▸ **What is required**
Pictures do not belong in the copy; quote every entry below exactly.

▸ **Raw data**

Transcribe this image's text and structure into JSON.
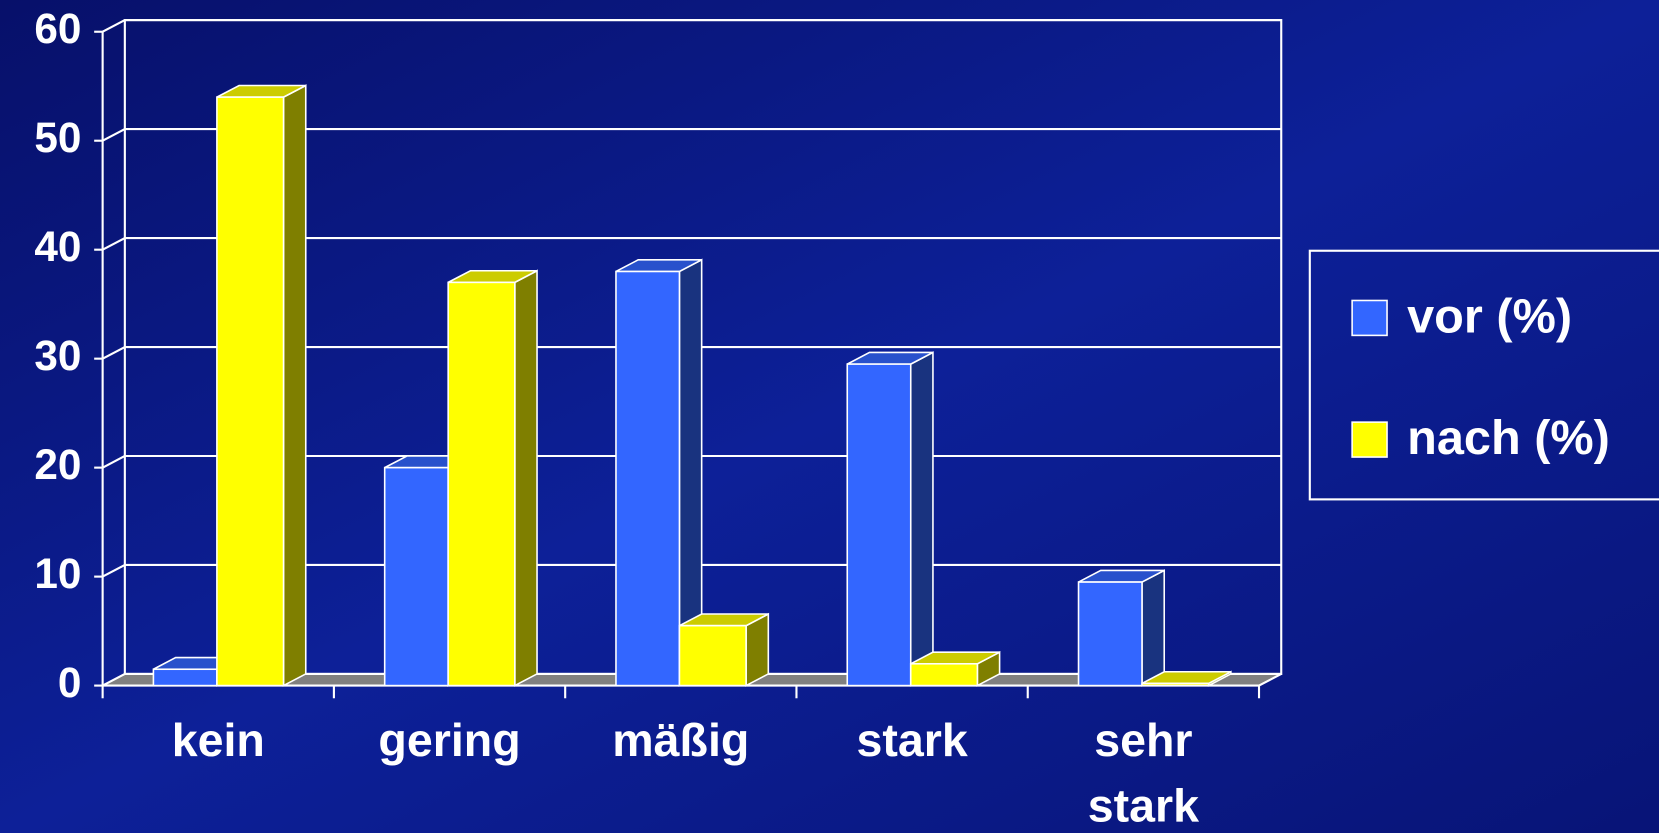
{
  "chart_data": {
    "type": "bar3d",
    "categories": [
      "kein",
      "gering",
      "mäßig",
      "stark",
      "sehr stark"
    ],
    "series": [
      {
        "name": "vor (%)",
        "color": "#3366ff",
        "values": [
          1.5,
          20,
          38,
          29.5,
          9.5
        ]
      },
      {
        "name": "nach (%)",
        "color": "#ffff00",
        "values": [
          54,
          37,
          5.5,
          2,
          0.2
        ]
      }
    ],
    "ylim": [
      0,
      60
    ],
    "yticks": [
      0,
      10,
      20,
      30,
      40,
      50,
      60
    ],
    "grid": true,
    "legend": "right"
  }
}
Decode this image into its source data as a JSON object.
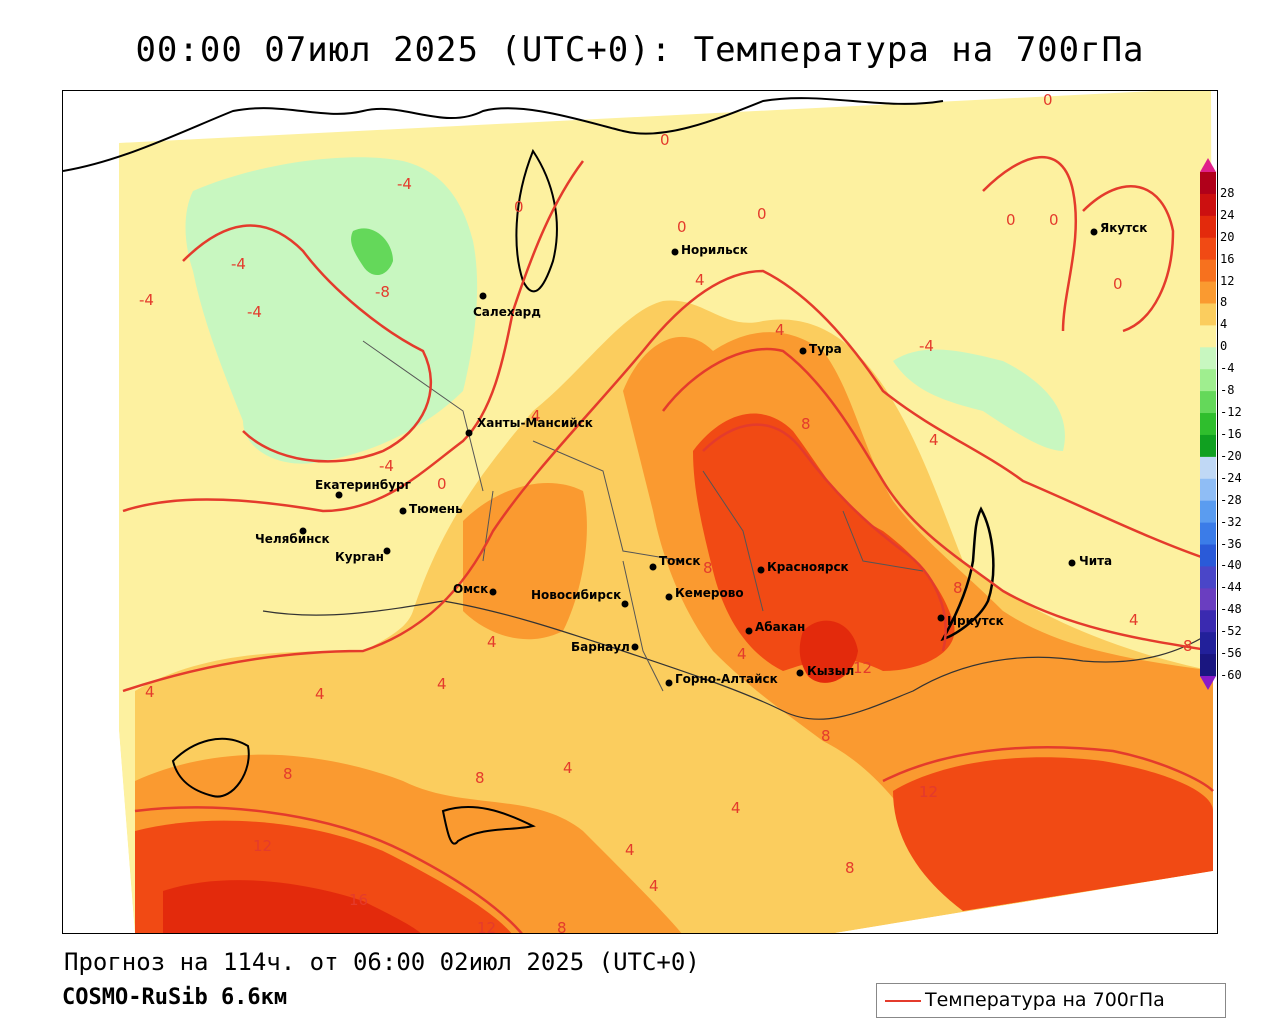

▸ **Output of the task**
Transcribe this image's text and structure into JSON.
{
  "chart_data": {
    "type": "bar3d",
    "categories": [
      "kein",
      "gering",
      "mäßig",
      "stark",
      "sehr stark"
    ],
    "series": [
      {
        "name": "vor (%)",
        "color": "#3366ff",
        "values": [
          1.5,
          20,
          38,
          29.5,
          9.5
        ]
      },
      {
        "name": "nach (%)",
        "color": "#ffff00",
        "values": [
          54,
          37,
          5.5,
          2,
          0.2
        ]
      }
    ],
    "ylim": [
      0,
      60
    ],
    "yticks": [
      0,
      10,
      20,
      30,
      40,
      50,
      60
    ],
    "grid": true,
    "legend": "right"
  }
}
Decode this image into its source data as a JSON object.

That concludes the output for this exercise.